• [Stated exercise]
Write out the whole listing again, exactly.

• [Source material]

++++++

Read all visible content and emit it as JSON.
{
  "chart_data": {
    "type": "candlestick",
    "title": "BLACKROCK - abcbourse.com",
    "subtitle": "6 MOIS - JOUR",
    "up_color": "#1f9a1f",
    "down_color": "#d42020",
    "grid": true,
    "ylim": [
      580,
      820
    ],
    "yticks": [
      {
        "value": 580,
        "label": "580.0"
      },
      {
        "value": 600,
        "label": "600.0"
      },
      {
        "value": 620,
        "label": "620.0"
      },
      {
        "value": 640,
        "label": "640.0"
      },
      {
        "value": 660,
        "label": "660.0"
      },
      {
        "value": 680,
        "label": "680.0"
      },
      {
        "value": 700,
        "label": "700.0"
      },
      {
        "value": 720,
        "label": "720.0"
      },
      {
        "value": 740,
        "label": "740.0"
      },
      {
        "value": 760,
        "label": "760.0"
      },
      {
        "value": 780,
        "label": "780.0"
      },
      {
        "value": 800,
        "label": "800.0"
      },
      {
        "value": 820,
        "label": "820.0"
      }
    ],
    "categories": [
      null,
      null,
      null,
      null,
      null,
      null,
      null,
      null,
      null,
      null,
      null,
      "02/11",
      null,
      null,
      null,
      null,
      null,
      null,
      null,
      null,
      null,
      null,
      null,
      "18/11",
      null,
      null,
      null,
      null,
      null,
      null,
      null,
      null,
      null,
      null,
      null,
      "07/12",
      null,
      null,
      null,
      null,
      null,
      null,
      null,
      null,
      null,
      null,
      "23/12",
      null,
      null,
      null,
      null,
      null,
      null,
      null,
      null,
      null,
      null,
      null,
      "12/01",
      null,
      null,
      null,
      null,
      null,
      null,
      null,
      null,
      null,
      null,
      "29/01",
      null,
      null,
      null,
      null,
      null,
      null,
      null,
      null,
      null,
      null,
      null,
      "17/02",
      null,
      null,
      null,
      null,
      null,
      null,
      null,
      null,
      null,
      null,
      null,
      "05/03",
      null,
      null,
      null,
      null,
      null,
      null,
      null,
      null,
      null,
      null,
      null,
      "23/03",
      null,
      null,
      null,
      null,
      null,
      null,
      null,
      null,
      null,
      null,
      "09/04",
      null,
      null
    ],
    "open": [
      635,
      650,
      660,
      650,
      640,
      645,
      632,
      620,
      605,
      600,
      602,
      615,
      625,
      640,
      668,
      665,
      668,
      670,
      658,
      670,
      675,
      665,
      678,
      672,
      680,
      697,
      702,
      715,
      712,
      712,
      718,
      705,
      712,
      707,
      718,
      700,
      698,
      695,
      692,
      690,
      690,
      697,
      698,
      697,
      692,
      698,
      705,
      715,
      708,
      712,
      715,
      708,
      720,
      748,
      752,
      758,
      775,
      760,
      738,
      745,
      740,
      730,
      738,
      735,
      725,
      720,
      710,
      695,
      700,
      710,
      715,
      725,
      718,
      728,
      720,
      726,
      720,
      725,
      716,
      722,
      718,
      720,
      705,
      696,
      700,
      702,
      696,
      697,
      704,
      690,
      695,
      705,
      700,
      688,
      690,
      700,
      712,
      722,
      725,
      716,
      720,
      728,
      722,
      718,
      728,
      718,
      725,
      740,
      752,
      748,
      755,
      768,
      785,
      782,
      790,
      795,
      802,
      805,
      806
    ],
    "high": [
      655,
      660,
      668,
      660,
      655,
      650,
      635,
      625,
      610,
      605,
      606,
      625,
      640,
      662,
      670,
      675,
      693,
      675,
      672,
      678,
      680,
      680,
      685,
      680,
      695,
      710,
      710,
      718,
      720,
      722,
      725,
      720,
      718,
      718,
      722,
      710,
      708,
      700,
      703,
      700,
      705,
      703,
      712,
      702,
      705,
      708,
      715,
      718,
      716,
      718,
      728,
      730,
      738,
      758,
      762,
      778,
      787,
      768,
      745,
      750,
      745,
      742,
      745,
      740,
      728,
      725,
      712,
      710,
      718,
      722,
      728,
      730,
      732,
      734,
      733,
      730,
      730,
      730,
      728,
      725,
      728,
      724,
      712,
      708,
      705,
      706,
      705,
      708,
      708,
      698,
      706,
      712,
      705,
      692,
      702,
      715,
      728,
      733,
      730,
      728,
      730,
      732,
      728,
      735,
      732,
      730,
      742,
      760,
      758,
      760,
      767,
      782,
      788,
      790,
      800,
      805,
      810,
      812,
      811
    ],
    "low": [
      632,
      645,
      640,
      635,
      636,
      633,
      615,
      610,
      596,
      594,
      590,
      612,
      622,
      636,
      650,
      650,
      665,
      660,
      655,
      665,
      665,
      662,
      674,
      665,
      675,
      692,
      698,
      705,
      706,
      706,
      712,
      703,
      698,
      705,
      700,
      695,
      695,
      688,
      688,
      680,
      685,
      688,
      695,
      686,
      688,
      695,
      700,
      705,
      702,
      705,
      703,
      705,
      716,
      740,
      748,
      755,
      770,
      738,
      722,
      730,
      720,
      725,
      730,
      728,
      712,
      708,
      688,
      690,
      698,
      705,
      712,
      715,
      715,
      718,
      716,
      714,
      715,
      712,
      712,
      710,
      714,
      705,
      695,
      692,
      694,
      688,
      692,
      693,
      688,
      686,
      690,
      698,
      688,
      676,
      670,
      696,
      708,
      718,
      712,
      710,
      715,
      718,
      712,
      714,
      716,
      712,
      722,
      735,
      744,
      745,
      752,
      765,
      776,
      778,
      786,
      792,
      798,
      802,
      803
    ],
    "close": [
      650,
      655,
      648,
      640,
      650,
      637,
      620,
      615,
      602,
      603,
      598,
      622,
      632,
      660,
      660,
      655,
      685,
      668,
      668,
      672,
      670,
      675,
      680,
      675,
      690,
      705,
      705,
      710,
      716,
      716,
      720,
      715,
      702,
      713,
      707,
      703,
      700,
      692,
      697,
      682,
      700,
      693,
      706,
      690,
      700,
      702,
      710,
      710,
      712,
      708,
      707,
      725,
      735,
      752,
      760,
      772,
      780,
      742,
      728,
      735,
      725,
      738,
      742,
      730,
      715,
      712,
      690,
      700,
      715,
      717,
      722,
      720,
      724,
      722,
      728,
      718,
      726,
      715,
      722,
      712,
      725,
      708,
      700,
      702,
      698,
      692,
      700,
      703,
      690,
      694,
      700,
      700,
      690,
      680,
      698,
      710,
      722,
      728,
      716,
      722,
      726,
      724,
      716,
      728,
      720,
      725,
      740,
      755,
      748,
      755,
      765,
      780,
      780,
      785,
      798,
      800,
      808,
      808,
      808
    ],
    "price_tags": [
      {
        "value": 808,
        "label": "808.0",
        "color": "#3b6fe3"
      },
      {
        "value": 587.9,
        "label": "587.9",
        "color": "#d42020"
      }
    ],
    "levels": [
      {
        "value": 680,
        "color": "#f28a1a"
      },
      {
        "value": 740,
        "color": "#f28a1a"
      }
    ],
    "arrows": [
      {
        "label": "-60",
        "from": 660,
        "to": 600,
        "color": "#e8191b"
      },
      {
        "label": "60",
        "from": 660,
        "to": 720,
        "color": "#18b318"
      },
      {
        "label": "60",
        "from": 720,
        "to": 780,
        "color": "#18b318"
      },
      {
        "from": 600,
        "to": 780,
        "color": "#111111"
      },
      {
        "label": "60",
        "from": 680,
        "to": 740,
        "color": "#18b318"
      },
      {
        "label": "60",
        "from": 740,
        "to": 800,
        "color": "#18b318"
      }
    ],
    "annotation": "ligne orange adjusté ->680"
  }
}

++++++

• [Full response]
Read all visible content and emit it as JSON.
{
  "chart_data": {
    "type": "candlestick",
    "title": "BLACKROCK - abcbourse.com",
    "subtitle": "6 MOIS - JOUR",
    "up_color": "#1f9a1f",
    "down_color": "#d42020",
    "grid": true,
    "ylim": [
      580,
      820
    ],
    "yticks": [
      {
        "value": 580,
        "label": "580.0"
      },
      {
        "value": 600,
        "label": "600.0"
      },
      {
        "value": 620,
        "label": "620.0"
      },
      {
        "value": 640,
        "label": "640.0"
      },
      {
        "value": 660,
        "label": "660.0"
      },
      {
        "value": 680,
        "label": "680.0"
      },
      {
        "value": 700,
        "label": "700.0"
      },
      {
        "value": 720,
        "label": "720.0"
      },
      {
        "value": 740,
        "label": "740.0"
      },
      {
        "value": 760,
        "label": "760.0"
      },
      {
        "value": 780,
        "label": "780.0"
      },
      {
        "value": 800,
        "label": "800.0"
      },
      {
        "value": 820,
        "label": "820.0"
      }
    ],
    "categories": [
      null,
      null,
      null,
      null,
      null,
      null,
      null,
      null,
      null,
      null,
      null,
      "02/11",
      null,
      null,
      null,
      null,
      null,
      null,
      null,
      null,
      null,
      null,
      null,
      "18/11",
      null,
      null,
      null,
      null,
      null,
      null,
      null,
      null,
      null,
      null,
      null,
      "07/12",
      null,
      null,
      null,
      null,
      null,
      null,
      null,
      null,
      null,
      null,
      "23/12",
      null,
      null,
      null,
      null,
      null,
      null,
      null,
      null,
      null,
      null,
      null,
      "12/01",
      null,
      null,
      null,
      null,
      null,
      null,
      null,
      null,
      null,
      null,
      "29/01",
      null,
      null,
      null,
      null,
      null,
      null,
      null,
      null,
      null,
      null,
      null,
      "17/02",
      null,
      null,
      null,
      null,
      null,
      null,
      null,
      null,
      null,
      null,
      null,
      "05/03",
      null,
      null,
      null,
      null,
      null,
      null,
      null,
      null,
      null,
      null,
      null,
      "23/03",
      null,
      null,
      null,
      null,
      null,
      null,
      null,
      null,
      null,
      null,
      "09/04",
      null,
      null
    ],
    "open": [
      635,
      650,
      660,
      650,
      640,
      645,
      632,
      620,
      605,
      600,
      602,
      615,
      625,
      640,
      668,
      665,
      668,
      670,
      658,
      670,
      675,
      665,
      678,
      672,
      680,
      697,
      702,
      715,
      712,
      712,
      718,
      705,
      712,
      707,
      718,
      700,
      698,
      695,
      692,
      690,
      690,
      697,
      698,
      697,
      692,
      698,
      705,
      715,
      708,
      712,
      715,
      708,
      720,
      748,
      752,
      758,
      775,
      760,
      738,
      745,
      740,
      730,
      738,
      735,
      725,
      720,
      710,
      695,
      700,
      710,
      715,
      725,
      718,
      728,
      720,
      726,
      720,
      725,
      716,
      722,
      718,
      720,
      705,
      696,
      700,
      702,
      696,
      697,
      704,
      690,
      695,
      705,
      700,
      688,
      690,
      700,
      712,
      722,
      725,
      716,
      720,
      728,
      722,
      718,
      728,
      718,
      725,
      740,
      752,
      748,
      755,
      768,
      785,
      782,
      790,
      795,
      802,
      805,
      806
    ],
    "high": [
      655,
      660,
      668,
      660,
      655,
      650,
      635,
      625,
      610,
      605,
      606,
      625,
      640,
      662,
      670,
      675,
      693,
      675,
      672,
      678,
      680,
      680,
      685,
      680,
      695,
      710,
      710,
      718,
      720,
      722,
      725,
      720,
      718,
      718,
      722,
      710,
      708,
      700,
      703,
      700,
      705,
      703,
      712,
      702,
      705,
      708,
      715,
      718,
      716,
      718,
      728,
      730,
      738,
      758,
      762,
      778,
      787,
      768,
      745,
      750,
      745,
      742,
      745,
      740,
      728,
      725,
      712,
      710,
      718,
      722,
      728,
      730,
      732,
      734,
      733,
      730,
      730,
      730,
      728,
      725,
      728,
      724,
      712,
      708,
      705,
      706,
      705,
      708,
      708,
      698,
      706,
      712,
      705,
      692,
      702,
      715,
      728,
      733,
      730,
      728,
      730,
      732,
      728,
      735,
      732,
      730,
      742,
      760,
      758,
      760,
      767,
      782,
      788,
      790,
      800,
      805,
      810,
      812,
      811
    ],
    "low": [
      632,
      645,
      640,
      635,
      636,
      633,
      615,
      610,
      596,
      594,
      590,
      612,
      622,
      636,
      650,
      650,
      665,
      660,
      655,
      665,
      665,
      662,
      674,
      665,
      675,
      692,
      698,
      705,
      706,
      706,
      712,
      703,
      698,
      705,
      700,
      695,
      695,
      688,
      688,
      680,
      685,
      688,
      695,
      686,
      688,
      695,
      700,
      705,
      702,
      705,
      703,
      705,
      716,
      740,
      748,
      755,
      770,
      738,
      722,
      730,
      720,
      725,
      730,
      728,
      712,
      708,
      688,
      690,
      698,
      705,
      712,
      715,
      715,
      718,
      716,
      714,
      715,
      712,
      712,
      710,
      714,
      705,
      695,
      692,
      694,
      688,
      692,
      693,
      688,
      686,
      690,
      698,
      688,
      676,
      670,
      696,
      708,
      718,
      712,
      710,
      715,
      718,
      712,
      714,
      716,
      712,
      722,
      735,
      744,
      745,
      752,
      765,
      776,
      778,
      786,
      792,
      798,
      802,
      803
    ],
    "close": [
      650,
      655,
      648,
      640,
      650,
      637,
      620,
      615,
      602,
      603,
      598,
      622,
      632,
      660,
      660,
      655,
      685,
      668,
      668,
      672,
      670,
      675,
      680,
      675,
      690,
      705,
      705,
      710,
      716,
      716,
      720,
      715,
      702,
      713,
      707,
      703,
      700,
      692,
      697,
      682,
      700,
      693,
      706,
      690,
      700,
      702,
      710,
      710,
      712,
      708,
      707,
      725,
      735,
      752,
      760,
      772,
      780,
      742,
      728,
      735,
      725,
      738,
      742,
      730,
      715,
      712,
      690,
      700,
      715,
      717,
      722,
      720,
      724,
      722,
      728,
      718,
      726,
      715,
      722,
      712,
      725,
      708,
      700,
      702,
      698,
      692,
      700,
      703,
      690,
      694,
      700,
      700,
      690,
      680,
      698,
      710,
      722,
      728,
      716,
      722,
      726,
      724,
      716,
      728,
      720,
      725,
      740,
      755,
      748,
      755,
      765,
      780,
      780,
      785,
      798,
      800,
      808,
      808,
      808
    ],
    "price_tags": [
      {
        "value": 808,
        "label": "808.0",
        "color": "#3b6fe3"
      },
      {
        "value": 587.9,
        "label": "587.9",
        "color": "#d42020"
      }
    ],
    "levels": [
      {
        "value": 680,
        "color": "#f28a1a"
      },
      {
        "value": 740,
        "color": "#f28a1a"
      }
    ],
    "arrows": [
      {
        "label": "-60",
        "from": 660,
        "to": 600,
        "color": "#e8191b"
      },
      {
        "label": "60",
        "from": 660,
        "to": 720,
        "color": "#18b318"
      },
      {
        "label": "60",
        "from": 720,
        "to": 780,
        "color": "#18b318"
      },
      {
        "from": 600,
        "to": 780,
        "color": "#111111"
      },
      {
        "label": "60",
        "from": 680,
        "to": 740,
        "color": "#18b318"
      },
      {
        "label": "60",
        "from": 740,
        "to": 800,
        "color": "#18b318"
      }
    ],
    "annotation": "ligne orange adjusté ->680"
  }
}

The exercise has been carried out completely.